--- Instructions to follow ---
Search the material below for the string "Uniswap" and list each line that holds it.

Dataset entries on figures
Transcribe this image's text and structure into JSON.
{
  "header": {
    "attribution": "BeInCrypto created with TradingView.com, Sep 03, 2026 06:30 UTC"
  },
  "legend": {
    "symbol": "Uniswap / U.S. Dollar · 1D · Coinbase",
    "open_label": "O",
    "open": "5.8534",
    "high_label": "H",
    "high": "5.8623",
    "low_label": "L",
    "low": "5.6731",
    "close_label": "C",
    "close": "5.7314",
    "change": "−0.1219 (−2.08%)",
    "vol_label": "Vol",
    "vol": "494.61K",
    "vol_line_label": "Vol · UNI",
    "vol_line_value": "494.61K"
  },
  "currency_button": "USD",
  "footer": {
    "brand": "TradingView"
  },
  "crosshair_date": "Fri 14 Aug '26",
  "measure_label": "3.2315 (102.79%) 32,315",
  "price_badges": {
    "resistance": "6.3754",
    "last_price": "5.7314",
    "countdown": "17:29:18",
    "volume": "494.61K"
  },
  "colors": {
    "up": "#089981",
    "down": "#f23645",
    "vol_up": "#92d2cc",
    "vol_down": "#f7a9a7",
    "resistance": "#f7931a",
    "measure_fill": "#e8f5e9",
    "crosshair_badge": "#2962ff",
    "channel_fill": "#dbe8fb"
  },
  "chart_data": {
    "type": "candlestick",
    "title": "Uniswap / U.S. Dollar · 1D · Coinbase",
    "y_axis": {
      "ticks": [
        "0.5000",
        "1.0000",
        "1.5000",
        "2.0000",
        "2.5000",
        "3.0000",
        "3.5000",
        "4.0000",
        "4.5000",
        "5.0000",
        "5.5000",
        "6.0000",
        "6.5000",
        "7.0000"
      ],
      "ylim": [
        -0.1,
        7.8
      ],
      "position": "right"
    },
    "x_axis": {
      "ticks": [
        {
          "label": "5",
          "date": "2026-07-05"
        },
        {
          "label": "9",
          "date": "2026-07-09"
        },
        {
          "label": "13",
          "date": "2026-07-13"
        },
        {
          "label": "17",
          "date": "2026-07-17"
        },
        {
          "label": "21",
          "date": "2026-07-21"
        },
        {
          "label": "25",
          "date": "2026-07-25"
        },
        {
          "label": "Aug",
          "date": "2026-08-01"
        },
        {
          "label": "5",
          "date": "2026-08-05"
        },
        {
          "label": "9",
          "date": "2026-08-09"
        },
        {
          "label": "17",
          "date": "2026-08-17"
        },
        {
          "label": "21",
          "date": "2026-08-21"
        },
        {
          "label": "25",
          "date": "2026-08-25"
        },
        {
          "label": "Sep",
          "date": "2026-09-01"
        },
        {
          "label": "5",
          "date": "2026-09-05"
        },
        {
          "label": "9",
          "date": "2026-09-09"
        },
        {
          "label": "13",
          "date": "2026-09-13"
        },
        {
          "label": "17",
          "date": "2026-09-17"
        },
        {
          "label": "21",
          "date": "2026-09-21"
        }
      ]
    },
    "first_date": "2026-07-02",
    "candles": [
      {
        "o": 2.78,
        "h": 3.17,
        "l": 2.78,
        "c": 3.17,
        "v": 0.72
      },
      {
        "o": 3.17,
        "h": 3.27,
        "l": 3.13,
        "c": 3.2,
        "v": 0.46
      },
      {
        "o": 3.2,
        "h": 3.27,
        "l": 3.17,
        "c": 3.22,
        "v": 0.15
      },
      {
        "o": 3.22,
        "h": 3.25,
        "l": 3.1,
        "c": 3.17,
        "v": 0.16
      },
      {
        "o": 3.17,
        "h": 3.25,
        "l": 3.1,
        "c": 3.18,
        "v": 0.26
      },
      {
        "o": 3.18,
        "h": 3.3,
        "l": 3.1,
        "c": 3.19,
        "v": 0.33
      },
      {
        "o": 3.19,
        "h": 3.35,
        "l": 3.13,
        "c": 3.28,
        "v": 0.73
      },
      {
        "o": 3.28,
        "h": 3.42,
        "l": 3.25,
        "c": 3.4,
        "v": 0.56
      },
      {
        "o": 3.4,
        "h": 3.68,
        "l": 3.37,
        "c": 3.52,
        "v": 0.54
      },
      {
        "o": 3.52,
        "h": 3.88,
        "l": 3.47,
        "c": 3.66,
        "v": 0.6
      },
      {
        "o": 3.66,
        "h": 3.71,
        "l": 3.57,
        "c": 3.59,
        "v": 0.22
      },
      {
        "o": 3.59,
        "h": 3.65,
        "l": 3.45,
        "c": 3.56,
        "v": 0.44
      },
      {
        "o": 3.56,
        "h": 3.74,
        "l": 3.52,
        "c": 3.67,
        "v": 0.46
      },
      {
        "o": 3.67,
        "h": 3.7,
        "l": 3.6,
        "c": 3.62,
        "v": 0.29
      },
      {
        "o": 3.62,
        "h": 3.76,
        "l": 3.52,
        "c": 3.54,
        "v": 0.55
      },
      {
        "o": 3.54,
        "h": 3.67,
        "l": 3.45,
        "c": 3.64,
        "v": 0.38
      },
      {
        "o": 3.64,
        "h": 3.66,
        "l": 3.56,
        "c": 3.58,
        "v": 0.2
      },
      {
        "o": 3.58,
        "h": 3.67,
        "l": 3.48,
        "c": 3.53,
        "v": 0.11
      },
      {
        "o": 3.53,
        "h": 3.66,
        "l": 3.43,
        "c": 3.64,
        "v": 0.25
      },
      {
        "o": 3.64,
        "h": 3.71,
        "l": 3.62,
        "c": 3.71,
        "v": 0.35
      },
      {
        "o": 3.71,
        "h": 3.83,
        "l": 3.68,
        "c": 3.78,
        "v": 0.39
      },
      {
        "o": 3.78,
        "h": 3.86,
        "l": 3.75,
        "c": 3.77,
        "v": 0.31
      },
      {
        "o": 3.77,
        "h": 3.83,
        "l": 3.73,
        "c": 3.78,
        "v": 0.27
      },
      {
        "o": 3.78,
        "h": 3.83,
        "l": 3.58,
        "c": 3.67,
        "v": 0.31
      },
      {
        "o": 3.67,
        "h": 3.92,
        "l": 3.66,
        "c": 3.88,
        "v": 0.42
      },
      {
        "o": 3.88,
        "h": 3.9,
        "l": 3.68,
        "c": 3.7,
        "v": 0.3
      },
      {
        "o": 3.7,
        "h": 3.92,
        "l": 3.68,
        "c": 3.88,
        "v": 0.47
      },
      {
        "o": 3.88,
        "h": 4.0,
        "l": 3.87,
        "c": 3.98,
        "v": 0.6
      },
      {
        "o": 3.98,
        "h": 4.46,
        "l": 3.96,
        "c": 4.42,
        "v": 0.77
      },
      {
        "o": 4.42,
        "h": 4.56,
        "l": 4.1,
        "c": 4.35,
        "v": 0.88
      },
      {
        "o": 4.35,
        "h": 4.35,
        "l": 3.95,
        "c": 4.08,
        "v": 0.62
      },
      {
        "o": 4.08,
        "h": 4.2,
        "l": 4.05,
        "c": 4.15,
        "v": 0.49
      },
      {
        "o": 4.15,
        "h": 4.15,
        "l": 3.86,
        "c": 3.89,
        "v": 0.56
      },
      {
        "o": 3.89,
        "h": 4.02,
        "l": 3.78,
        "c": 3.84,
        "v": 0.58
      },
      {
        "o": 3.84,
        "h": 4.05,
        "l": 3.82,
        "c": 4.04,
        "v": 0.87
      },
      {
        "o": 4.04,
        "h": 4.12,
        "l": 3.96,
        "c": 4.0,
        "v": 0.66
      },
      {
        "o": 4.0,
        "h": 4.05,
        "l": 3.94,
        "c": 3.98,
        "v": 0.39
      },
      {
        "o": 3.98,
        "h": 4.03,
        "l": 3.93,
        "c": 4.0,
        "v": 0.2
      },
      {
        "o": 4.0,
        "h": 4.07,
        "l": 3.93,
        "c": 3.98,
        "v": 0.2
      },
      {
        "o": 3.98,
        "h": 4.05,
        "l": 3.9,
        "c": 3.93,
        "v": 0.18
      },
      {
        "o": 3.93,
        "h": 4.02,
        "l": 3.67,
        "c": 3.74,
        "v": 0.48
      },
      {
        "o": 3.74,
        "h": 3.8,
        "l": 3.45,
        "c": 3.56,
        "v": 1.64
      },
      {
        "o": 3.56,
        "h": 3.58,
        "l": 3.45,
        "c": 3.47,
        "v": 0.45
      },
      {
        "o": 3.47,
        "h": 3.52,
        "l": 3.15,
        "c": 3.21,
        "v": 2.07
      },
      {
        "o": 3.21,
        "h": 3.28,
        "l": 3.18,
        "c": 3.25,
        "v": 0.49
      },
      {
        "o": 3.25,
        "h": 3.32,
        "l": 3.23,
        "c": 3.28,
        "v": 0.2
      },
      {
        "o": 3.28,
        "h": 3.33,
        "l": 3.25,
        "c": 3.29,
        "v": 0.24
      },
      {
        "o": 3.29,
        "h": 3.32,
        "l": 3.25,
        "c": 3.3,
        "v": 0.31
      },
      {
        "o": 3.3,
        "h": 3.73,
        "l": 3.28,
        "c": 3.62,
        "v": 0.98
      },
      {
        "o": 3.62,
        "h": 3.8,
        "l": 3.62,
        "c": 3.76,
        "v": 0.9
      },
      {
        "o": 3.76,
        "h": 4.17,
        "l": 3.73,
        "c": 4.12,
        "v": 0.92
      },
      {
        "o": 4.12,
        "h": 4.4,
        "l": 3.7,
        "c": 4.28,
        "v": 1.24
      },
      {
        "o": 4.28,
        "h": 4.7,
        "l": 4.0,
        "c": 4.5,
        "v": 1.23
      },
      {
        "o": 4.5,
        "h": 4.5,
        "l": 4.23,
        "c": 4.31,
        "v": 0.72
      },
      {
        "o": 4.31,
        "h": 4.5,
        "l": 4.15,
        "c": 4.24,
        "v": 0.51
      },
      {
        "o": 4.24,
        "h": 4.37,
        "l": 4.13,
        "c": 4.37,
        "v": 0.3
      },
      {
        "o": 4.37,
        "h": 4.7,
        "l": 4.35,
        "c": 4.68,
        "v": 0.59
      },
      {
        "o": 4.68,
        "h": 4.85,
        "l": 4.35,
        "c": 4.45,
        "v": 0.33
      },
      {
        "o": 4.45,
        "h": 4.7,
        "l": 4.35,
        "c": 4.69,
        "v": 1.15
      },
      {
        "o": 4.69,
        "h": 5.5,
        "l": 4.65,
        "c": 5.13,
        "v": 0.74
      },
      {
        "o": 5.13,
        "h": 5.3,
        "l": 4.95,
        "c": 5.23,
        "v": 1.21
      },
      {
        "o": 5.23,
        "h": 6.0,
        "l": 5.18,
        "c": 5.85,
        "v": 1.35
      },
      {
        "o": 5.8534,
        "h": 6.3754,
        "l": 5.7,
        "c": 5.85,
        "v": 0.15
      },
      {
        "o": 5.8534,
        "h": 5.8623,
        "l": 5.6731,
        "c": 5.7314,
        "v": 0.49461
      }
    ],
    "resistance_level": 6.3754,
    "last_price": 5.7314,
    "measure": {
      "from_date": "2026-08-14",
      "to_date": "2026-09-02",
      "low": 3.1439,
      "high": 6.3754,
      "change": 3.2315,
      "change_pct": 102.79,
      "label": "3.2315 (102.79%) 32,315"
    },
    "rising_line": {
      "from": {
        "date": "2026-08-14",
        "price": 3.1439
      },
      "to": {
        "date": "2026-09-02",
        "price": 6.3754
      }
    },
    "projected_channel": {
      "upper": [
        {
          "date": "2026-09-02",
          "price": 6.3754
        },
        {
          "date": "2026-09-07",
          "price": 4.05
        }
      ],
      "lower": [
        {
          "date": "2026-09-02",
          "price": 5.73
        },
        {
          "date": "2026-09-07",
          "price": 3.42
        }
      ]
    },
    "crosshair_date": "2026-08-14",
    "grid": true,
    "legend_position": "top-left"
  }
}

--- Exercise response ---
    "symbol": "Uniswap / U.S. Dollar · 1D · Coinbase",
    "title": "Uniswap / U.S. Dollar · 1D · Coinbase",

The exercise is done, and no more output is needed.